Extract every entry word for word. Skip the pictures.

(Source records)
___

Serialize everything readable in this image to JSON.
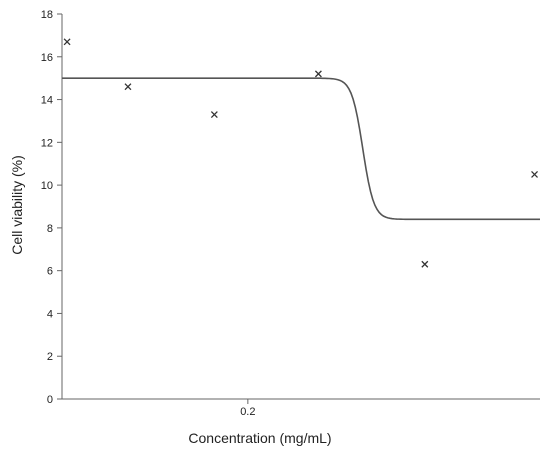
{
  "chart_data": {
    "type": "scatter",
    "title": "",
    "xlabel": "Concentration (mg/mL)",
    "ylabel": "Cell viability (%)",
    "ylim": [
      0,
      18
    ],
    "y_ticks": [
      "0",
      "2",
      "4",
      "6",
      "8",
      "10",
      "12",
      "14",
      "16",
      "18"
    ],
    "x_ticks": [
      "0.2"
    ],
    "grid": false,
    "legend": "none",
    "x_scale": "log",
    "points": [
      {
        "x": 0.06,
        "y": 16.7
      },
      {
        "x": 0.09,
        "y": 14.6
      },
      {
        "x": 0.16,
        "y": 13.3
      },
      {
        "x": 0.32,
        "y": 15.2
      },
      {
        "x": 0.65,
        "y": 6.3
      },
      {
        "x": 1.35,
        "y": 10.5
      }
    ],
    "fit_curve": {
      "type": "sigmoid",
      "top": 15,
      "bottom": 8.4,
      "inflection_x": 0.43
    },
    "colors": {
      "marker": "#333333",
      "curve": "#555555",
      "axis": "#666666"
    }
  }
}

___

◆ **Response below**:
Serialize everything readable in this image to JSON.
{
  "chart_data": {
    "type": "scatter",
    "title": "",
    "xlabel": "Concentration (mg/mL)",
    "ylabel": "Cell viability (%)",
    "ylim": [
      0,
      18
    ],
    "y_ticks": [
      "0",
      "2",
      "4",
      "6",
      "8",
      "10",
      "12",
      "14",
      "16",
      "18"
    ],
    "x_ticks": [
      "0.2"
    ],
    "grid": false,
    "legend": "none",
    "x_scale": "log",
    "points": [
      {
        "x": 0.06,
        "y": 16.7
      },
      {
        "x": 0.09,
        "y": 14.6
      },
      {
        "x": 0.16,
        "y": 13.3
      },
      {
        "x": 0.32,
        "y": 15.2
      },
      {
        "x": 0.65,
        "y": 6.3
      },
      {
        "x": 1.35,
        "y": 10.5
      }
    ],
    "fit_curve": {
      "type": "sigmoid",
      "top": 15,
      "bottom": 8.4,
      "inflection_x": 0.43
    },
    "colors": {
      "marker": "#333333",
      "curve": "#555555",
      "axis": "#666666"
    }
  }
}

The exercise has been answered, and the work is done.